What you need to do: The response should consist of every line below, restated exactly, with no pictures.

Extracted records:
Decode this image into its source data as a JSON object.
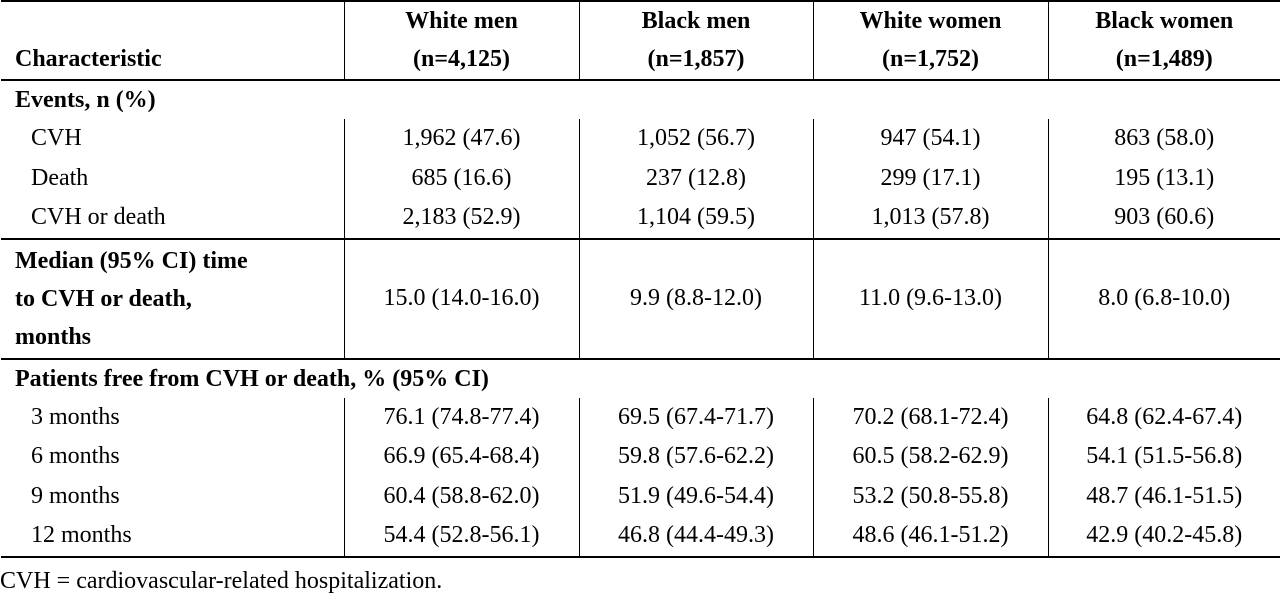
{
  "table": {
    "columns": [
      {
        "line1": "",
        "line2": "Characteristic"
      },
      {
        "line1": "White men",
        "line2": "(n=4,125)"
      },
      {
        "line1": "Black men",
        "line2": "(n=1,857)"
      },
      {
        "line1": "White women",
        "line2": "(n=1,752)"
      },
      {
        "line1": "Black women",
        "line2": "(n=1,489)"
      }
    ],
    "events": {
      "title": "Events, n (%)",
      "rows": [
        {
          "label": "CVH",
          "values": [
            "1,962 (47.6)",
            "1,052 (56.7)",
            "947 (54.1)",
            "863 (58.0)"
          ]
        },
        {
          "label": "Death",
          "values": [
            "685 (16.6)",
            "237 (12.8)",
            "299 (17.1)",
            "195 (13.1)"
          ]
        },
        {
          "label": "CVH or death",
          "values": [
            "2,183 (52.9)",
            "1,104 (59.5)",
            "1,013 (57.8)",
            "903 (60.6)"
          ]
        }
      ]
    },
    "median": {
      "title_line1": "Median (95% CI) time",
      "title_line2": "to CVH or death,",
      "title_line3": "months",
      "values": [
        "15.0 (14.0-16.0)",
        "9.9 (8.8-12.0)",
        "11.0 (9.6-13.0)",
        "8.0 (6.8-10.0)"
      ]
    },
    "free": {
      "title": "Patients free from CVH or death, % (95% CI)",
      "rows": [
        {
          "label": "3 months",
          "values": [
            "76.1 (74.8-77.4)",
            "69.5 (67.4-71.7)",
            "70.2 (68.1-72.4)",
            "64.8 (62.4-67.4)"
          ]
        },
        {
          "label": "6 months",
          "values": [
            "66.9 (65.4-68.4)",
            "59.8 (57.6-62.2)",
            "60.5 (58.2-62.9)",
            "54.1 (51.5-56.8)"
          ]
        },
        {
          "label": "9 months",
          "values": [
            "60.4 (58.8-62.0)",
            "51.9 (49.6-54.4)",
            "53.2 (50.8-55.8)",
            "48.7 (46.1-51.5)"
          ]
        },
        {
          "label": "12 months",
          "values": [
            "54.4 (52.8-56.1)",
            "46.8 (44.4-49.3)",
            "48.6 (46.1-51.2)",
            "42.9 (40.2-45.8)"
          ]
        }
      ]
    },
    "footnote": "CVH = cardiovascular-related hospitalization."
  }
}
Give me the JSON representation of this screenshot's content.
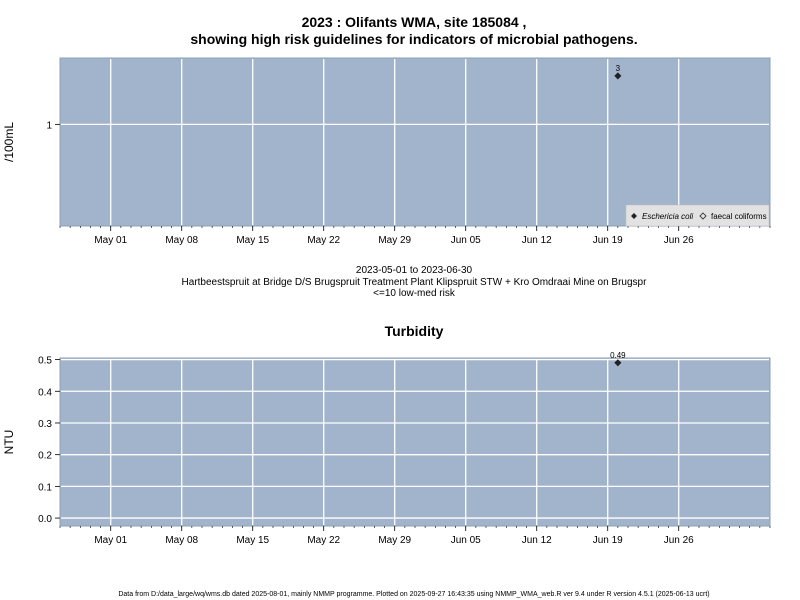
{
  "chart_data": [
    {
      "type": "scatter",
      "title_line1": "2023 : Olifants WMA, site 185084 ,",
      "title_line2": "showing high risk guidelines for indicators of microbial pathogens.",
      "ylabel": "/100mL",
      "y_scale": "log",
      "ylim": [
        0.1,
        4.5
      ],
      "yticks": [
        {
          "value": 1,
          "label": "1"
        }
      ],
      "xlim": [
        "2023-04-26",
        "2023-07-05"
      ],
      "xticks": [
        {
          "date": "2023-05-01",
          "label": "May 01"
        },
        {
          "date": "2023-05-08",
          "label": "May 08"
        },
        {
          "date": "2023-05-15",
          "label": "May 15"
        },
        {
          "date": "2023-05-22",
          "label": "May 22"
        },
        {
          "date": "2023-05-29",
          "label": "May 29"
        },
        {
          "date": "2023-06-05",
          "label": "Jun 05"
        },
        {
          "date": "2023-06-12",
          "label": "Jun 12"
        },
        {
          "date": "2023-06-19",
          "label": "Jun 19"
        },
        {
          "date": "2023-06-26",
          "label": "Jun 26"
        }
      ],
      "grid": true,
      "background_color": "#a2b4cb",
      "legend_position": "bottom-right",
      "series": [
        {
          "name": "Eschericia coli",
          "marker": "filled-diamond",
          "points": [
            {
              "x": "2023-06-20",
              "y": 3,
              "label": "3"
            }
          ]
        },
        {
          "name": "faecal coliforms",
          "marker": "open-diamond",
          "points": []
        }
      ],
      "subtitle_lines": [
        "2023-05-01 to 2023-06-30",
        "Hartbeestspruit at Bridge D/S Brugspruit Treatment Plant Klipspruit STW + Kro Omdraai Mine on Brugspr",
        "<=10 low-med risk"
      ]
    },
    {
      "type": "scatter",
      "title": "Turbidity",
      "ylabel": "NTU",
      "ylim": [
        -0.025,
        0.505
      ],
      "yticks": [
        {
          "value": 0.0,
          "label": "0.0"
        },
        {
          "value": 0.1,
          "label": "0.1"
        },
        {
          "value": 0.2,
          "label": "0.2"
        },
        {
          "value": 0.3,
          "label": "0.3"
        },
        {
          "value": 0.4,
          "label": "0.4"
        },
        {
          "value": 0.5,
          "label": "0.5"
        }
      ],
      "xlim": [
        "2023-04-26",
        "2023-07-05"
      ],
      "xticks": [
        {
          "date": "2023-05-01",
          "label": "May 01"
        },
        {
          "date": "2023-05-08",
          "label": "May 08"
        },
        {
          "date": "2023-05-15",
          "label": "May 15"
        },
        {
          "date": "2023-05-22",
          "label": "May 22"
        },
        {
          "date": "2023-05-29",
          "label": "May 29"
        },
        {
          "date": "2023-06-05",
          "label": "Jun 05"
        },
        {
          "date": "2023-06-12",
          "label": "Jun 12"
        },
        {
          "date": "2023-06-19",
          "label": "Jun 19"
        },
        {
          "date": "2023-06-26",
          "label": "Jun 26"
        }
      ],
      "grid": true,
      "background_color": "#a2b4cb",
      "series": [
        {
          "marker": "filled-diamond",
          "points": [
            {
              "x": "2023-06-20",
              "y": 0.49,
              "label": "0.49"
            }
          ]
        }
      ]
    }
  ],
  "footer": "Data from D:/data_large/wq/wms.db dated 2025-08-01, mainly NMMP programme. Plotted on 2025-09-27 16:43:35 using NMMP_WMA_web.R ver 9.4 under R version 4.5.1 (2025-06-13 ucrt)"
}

Answer space:
Decode this image into its source data as a JSON object.
{
  "table": {
    "columns": [
      {
        "line1": "",
        "line2": "Characteristic"
      },
      {
        "line1": "White men",
        "line2": "(n=4,125)"
      },
      {
        "line1": "Black men",
        "line2": "(n=1,857)"
      },
      {
        "line1": "White women",
        "line2": "(n=1,752)"
      },
      {
        "line1": "Black women",
        "line2": "(n=1,489)"
      }
    ],
    "events": {
      "title": "Events, n (%)",
      "rows": [
        {
          "label": "CVH",
          "values": [
            "1,962 (47.6)",
            "1,052 (56.7)",
            "947 (54.1)",
            "863 (58.0)"
          ]
        },
        {
          "label": "Death",
          "values": [
            "685 (16.6)",
            "237 (12.8)",
            "299 (17.1)",
            "195 (13.1)"
          ]
        },
        {
          "label": "CVH or death",
          "values": [
            "2,183 (52.9)",
            "1,104 (59.5)",
            "1,013 (57.8)",
            "903 (60.6)"
          ]
        }
      ]
    },
    "median": {
      "title_line1": "Median (95% CI) time",
      "title_line2": "to CVH or death,",
      "title_line3": "months",
      "values": [
        "15.0 (14.0-16.0)",
        "9.9 (8.8-12.0)",
        "11.0 (9.6-13.0)",
        "8.0 (6.8-10.0)"
      ]
    },
    "free": {
      "title": "Patients free from CVH or death, % (95% CI)",
      "rows": [
        {
          "label": "3 months",
          "values": [
            "76.1 (74.8-77.4)",
            "69.5 (67.4-71.7)",
            "70.2 (68.1-72.4)",
            "64.8 (62.4-67.4)"
          ]
        },
        {
          "label": "6 months",
          "values": [
            "66.9 (65.4-68.4)",
            "59.8 (57.6-62.2)",
            "60.5 (58.2-62.9)",
            "54.1 (51.5-56.8)"
          ]
        },
        {
          "label": "9 months",
          "values": [
            "60.4 (58.8-62.0)",
            "51.9 (49.6-54.4)",
            "53.2 (50.8-55.8)",
            "48.7 (46.1-51.5)"
          ]
        },
        {
          "label": "12 months",
          "values": [
            "54.4 (52.8-56.1)",
            "46.8 (44.4-49.3)",
            "48.6 (46.1-51.2)",
            "42.9 (40.2-45.8)"
          ]
        }
      ]
    },
    "footnote": "CVH = cardiovascular-related hospitalization."
  }
}
Give me the JSON representation of this screenshot's content.
{
  "chart_data": [
    {
      "type": "scatter",
      "title_line1": "2023 : Olifants WMA, site 185084 ,",
      "title_line2": "showing high risk guidelines for indicators of microbial pathogens.",
      "ylabel": "/100mL",
      "y_scale": "log",
      "ylim": [
        0.1,
        4.5
      ],
      "yticks": [
        {
          "value": 1,
          "label": "1"
        }
      ],
      "xlim": [
        "2023-04-26",
        "2023-07-05"
      ],
      "xticks": [
        {
          "date": "2023-05-01",
          "label": "May 01"
        },
        {
          "date": "2023-05-08",
          "label": "May 08"
        },
        {
          "date": "2023-05-15",
          "label": "May 15"
        },
        {
          "date": "2023-05-22",
          "label": "May 22"
        },
        {
          "date": "2023-05-29",
          "label": "May 29"
        },
        {
          "date": "2023-06-05",
          "label": "Jun 05"
        },
        {
          "date": "2023-06-12",
          "label": "Jun 12"
        },
        {
          "date": "2023-06-19",
          "label": "Jun 19"
        },
        {
          "date": "2023-06-26",
          "label": "Jun 26"
        }
      ],
      "grid": true,
      "background_color": "#a2b4cb",
      "legend_position": "bottom-right",
      "series": [
        {
          "name": "Eschericia coli",
          "marker": "filled-diamond",
          "points": [
            {
              "x": "2023-06-20",
              "y": 3,
              "label": "3"
            }
          ]
        },
        {
          "name": "faecal coliforms",
          "marker": "open-diamond",
          "points": []
        }
      ],
      "subtitle_lines": [
        "2023-05-01 to 2023-06-30",
        "Hartbeestspruit at Bridge D/S Brugspruit Treatment Plant Klipspruit STW + Kro Omdraai Mine on Brugspr",
        "<=10 low-med risk"
      ]
    },
    {
      "type": "scatter",
      "title": "Turbidity",
      "ylabel": "NTU",
      "ylim": [
        -0.025,
        0.505
      ],
      "yticks": [
        {
          "value": 0.0,
          "label": "0.0"
        },
        {
          "value": 0.1,
          "label": "0.1"
        },
        {
          "value": 0.2,
          "label": "0.2"
        },
        {
          "value": 0.3,
          "label": "0.3"
        },
        {
          "value": 0.4,
          "label": "0.4"
        },
        {
          "value": 0.5,
          "label": "0.5"
        }
      ],
      "xlim": [
        "2023-04-26",
        "2023-07-05"
      ],
      "xticks": [
        {
          "date": "2023-05-01",
          "label": "May 01"
        },
        {
          "date": "2023-05-08",
          "label": "May 08"
        },
        {
          "date": "2023-05-15",
          "label": "May 15"
        },
        {
          "date": "2023-05-22",
          "label": "May 22"
        },
        {
          "date": "2023-05-29",
          "label": "May 29"
        },
        {
          "date": "2023-06-05",
          "label": "Jun 05"
        },
        {
          "date": "2023-06-12",
          "label": "Jun 12"
        },
        {
          "date": "2023-06-19",
          "label": "Jun 19"
        },
        {
          "date": "2023-06-26",
          "label": "Jun 26"
        }
      ],
      "grid": true,
      "background_color": "#a2b4cb",
      "series": [
        {
          "marker": "filled-diamond",
          "points": [
            {
              "x": "2023-06-20",
              "y": 0.49,
              "label": "0.49"
            }
          ]
        }
      ]
    }
  ],
  "footer": "Data from D:/data_large/wq/wms.db dated 2025-08-01, mainly NMMP programme. Plotted on 2025-09-27 16:43:35 using NMMP_WMA_web.R ver 9.4 under R version 4.5.1 (2025-06-13 ucrt)"
}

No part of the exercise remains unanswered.